**THE PROBLEM:**
Only the lines holding the string "placement" are needed. Copy each one.

**SUPPLIED ENTRIES:**
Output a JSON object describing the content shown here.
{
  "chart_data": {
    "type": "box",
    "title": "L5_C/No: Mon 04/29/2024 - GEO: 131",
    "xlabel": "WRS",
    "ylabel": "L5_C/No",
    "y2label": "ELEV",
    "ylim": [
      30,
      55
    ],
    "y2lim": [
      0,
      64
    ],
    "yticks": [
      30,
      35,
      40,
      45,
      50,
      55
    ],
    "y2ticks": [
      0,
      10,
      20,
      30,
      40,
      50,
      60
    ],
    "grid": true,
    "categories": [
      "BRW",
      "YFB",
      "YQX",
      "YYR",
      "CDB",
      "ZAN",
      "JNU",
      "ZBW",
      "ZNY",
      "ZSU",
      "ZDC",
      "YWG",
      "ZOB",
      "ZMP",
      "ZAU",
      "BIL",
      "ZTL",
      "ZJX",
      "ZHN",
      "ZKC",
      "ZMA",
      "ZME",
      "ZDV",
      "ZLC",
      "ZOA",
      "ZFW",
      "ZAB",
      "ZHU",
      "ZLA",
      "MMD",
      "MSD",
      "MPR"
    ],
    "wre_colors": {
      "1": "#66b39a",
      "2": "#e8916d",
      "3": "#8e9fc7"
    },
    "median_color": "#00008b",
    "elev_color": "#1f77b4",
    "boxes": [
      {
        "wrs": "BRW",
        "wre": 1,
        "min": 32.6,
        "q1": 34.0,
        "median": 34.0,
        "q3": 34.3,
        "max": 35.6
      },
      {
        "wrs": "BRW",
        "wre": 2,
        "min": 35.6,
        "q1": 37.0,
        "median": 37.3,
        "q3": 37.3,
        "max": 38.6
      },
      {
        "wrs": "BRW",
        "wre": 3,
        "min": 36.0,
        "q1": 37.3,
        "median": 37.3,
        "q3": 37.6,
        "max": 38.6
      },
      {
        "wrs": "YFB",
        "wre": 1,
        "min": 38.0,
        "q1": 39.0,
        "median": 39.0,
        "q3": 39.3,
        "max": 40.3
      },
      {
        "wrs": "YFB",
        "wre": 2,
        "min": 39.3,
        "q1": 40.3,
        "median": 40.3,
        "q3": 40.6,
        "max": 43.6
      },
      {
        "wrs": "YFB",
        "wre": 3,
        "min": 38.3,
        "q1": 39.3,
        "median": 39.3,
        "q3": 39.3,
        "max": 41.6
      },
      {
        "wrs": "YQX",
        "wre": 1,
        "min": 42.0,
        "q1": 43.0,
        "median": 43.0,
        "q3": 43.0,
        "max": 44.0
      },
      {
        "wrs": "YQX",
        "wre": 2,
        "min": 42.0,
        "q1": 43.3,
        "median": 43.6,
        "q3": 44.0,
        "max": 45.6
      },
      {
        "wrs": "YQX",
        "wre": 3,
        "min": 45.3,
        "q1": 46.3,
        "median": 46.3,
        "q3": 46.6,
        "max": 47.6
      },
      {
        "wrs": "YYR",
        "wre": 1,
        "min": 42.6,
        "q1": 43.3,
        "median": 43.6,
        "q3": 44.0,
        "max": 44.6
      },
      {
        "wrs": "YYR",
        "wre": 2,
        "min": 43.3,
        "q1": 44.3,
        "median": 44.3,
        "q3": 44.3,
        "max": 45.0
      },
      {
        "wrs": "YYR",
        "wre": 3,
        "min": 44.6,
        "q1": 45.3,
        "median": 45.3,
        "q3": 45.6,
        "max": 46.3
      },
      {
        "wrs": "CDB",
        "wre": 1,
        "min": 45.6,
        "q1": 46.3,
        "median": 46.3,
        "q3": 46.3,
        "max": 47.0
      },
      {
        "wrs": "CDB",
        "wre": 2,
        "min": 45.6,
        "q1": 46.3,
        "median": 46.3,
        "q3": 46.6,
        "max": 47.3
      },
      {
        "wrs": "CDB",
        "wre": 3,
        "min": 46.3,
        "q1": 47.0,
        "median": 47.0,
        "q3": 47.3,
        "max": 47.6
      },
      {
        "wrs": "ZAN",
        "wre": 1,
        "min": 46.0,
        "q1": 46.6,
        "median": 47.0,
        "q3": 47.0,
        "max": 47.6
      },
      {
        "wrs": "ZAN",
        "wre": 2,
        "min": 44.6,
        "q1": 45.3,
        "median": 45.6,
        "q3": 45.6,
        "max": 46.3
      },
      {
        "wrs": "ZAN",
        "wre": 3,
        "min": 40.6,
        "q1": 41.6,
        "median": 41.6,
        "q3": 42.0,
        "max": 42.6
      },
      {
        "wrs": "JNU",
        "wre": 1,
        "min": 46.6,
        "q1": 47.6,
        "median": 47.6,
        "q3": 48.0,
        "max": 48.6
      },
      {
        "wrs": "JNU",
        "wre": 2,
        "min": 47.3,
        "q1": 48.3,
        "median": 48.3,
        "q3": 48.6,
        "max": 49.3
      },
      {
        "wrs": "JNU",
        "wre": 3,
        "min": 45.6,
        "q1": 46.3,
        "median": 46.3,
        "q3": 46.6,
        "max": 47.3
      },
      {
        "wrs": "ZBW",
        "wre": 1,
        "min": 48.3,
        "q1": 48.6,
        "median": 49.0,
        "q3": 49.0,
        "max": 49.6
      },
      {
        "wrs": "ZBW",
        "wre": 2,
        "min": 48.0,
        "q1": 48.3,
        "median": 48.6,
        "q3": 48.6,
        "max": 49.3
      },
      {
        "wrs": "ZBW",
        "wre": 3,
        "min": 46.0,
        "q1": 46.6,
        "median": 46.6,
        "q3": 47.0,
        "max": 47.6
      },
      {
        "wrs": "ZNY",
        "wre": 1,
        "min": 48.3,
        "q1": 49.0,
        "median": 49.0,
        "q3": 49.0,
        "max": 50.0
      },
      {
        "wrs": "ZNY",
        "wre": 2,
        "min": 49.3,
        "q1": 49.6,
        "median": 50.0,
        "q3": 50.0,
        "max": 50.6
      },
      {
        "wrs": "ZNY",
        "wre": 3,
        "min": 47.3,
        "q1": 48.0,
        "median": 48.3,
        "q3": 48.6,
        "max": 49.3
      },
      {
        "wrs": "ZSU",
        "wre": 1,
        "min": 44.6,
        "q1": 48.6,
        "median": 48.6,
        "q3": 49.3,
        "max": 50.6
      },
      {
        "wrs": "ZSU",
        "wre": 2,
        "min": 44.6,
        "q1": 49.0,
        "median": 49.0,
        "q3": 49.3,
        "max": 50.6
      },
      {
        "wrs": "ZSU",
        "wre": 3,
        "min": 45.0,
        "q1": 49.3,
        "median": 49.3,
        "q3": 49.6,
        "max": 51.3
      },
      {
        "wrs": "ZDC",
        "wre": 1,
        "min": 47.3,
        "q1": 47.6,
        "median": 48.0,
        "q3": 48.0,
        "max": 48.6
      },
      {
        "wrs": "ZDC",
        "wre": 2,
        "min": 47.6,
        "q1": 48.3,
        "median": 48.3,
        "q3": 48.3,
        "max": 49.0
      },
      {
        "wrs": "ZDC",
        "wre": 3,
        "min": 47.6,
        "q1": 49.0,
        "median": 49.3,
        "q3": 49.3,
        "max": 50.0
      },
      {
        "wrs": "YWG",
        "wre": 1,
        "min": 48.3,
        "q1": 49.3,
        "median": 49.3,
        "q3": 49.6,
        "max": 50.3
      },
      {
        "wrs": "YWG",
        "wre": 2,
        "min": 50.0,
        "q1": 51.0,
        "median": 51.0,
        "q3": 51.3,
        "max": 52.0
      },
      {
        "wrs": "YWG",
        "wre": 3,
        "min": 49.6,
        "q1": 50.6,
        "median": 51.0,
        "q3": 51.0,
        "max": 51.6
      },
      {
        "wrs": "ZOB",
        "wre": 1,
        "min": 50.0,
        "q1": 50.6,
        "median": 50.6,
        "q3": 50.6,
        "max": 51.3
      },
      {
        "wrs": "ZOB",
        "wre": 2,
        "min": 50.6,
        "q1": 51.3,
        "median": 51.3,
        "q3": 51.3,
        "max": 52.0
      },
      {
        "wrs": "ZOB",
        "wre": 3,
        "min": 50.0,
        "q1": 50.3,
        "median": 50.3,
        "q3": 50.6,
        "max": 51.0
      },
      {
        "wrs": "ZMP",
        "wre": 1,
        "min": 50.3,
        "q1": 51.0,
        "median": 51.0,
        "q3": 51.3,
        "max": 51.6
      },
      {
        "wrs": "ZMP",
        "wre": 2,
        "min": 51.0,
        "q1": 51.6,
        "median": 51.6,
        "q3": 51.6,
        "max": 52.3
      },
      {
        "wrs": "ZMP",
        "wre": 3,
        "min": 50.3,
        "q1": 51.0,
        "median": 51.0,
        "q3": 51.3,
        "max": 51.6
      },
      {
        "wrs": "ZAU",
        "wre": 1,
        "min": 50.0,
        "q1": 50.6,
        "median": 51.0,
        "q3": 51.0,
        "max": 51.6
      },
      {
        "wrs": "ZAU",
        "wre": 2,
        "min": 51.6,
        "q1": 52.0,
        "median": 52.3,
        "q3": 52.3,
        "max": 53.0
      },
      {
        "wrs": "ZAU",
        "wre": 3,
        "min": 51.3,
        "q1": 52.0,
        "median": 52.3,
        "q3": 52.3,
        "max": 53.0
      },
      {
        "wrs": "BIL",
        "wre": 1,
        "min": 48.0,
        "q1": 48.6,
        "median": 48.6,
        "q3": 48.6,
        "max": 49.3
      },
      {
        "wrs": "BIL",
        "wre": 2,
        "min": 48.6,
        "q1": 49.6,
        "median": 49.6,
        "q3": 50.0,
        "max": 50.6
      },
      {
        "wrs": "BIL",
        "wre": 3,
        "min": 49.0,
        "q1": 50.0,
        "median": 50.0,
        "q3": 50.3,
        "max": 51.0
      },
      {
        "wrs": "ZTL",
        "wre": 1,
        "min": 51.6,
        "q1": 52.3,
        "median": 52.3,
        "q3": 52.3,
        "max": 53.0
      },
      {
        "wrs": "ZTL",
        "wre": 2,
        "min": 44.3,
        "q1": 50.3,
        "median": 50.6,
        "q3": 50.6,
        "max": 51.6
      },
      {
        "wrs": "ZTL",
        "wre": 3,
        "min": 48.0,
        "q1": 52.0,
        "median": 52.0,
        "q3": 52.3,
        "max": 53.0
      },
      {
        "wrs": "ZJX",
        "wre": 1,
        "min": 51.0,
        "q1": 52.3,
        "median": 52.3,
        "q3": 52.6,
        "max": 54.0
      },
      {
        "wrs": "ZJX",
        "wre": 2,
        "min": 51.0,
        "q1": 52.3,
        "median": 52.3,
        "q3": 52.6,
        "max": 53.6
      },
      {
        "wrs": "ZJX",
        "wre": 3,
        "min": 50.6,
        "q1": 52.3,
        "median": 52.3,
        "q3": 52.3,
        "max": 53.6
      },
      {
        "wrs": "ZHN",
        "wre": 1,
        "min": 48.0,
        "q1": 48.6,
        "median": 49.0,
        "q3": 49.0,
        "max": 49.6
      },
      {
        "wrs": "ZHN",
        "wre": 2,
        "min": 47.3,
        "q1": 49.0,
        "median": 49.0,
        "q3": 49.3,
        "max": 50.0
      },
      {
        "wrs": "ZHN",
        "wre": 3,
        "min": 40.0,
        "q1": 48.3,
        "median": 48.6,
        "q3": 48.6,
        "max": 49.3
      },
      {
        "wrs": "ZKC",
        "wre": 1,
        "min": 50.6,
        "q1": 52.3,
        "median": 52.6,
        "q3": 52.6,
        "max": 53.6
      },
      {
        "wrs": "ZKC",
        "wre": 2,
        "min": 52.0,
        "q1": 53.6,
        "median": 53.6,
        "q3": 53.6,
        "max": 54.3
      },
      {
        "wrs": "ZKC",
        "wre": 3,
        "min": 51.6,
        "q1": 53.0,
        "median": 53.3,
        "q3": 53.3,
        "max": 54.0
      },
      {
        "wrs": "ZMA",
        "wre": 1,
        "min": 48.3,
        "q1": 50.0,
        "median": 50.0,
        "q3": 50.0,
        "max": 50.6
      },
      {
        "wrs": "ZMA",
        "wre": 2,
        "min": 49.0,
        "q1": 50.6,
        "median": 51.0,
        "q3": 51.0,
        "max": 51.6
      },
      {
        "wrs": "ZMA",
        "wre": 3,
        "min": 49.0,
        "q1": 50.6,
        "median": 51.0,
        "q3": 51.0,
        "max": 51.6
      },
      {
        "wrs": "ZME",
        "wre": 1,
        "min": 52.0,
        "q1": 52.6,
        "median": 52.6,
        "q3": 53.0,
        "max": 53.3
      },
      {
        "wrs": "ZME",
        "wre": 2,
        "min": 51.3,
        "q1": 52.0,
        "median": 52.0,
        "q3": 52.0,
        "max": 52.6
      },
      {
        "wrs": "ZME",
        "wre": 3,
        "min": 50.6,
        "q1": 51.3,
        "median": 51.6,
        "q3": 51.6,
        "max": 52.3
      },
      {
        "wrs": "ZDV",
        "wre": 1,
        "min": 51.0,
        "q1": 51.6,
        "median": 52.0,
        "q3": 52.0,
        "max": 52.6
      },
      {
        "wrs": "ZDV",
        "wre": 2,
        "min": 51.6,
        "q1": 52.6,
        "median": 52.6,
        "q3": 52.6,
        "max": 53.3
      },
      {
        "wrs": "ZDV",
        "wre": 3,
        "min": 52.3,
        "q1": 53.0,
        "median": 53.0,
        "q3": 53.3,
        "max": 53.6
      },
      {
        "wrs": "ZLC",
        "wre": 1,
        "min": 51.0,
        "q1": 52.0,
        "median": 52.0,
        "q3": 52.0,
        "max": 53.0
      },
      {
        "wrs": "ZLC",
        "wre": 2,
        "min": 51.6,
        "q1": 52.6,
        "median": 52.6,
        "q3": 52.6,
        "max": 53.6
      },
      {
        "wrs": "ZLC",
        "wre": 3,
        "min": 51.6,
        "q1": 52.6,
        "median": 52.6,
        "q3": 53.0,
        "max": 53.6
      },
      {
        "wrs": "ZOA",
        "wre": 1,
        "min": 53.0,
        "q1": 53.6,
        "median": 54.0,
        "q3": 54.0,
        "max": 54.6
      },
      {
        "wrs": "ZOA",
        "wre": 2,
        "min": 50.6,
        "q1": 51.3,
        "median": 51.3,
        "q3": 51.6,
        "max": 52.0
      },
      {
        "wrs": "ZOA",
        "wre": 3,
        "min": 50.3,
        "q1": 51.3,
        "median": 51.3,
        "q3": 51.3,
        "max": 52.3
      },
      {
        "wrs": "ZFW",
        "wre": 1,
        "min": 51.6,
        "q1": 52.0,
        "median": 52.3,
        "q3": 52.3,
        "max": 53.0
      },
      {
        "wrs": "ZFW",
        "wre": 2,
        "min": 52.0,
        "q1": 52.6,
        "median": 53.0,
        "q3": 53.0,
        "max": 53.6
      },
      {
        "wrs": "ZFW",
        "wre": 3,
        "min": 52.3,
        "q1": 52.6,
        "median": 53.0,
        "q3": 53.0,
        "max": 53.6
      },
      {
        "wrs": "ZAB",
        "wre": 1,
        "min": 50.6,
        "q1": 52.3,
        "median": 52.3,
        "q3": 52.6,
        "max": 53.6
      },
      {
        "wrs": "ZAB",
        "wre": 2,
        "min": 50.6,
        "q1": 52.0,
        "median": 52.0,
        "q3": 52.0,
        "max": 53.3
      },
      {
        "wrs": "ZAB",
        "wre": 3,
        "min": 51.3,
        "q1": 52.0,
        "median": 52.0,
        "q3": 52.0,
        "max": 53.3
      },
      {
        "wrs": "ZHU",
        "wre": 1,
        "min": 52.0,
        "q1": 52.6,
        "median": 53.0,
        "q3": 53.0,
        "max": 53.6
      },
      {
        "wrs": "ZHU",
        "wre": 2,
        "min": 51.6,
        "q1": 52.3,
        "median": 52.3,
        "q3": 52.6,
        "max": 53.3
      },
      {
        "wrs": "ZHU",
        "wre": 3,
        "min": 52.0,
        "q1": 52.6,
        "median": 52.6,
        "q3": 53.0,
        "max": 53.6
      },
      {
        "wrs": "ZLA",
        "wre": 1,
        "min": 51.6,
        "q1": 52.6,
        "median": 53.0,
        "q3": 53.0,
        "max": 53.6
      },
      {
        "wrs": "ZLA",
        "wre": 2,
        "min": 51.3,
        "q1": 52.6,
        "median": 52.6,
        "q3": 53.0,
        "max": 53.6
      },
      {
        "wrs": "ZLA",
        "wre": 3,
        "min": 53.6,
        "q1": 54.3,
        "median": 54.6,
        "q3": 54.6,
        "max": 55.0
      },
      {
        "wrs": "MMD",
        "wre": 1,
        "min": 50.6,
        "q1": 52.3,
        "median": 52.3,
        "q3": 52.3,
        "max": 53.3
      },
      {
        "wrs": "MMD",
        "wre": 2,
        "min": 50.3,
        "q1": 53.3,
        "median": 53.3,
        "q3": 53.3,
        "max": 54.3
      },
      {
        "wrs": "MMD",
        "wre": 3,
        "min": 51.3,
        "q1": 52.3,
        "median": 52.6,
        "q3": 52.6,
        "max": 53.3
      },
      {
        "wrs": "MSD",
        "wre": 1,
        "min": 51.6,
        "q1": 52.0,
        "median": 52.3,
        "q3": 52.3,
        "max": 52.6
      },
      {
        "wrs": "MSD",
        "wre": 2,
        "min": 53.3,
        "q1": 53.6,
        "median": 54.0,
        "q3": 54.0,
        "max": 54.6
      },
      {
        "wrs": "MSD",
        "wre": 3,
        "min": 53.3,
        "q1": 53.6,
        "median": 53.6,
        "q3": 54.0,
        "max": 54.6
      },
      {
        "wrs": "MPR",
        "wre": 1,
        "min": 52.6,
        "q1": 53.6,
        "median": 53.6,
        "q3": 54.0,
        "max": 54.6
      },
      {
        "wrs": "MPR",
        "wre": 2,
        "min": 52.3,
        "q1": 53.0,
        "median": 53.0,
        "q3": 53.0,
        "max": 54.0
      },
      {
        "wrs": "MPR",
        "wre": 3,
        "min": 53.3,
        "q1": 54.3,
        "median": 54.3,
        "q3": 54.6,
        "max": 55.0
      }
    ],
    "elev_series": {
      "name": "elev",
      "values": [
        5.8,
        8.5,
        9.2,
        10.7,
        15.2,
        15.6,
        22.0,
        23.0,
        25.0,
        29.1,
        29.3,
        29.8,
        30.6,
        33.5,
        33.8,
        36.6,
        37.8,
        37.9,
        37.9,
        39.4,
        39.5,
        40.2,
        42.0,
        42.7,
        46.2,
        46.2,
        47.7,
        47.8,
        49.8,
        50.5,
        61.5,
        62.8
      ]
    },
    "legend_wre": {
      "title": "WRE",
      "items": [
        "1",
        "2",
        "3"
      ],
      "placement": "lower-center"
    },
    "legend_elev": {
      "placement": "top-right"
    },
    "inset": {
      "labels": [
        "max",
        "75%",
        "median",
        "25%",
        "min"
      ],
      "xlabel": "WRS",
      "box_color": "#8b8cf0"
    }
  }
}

**OUTPUT OF THE EXERCISE:**
      "placement": "lower-center"
      "placement": "top-right"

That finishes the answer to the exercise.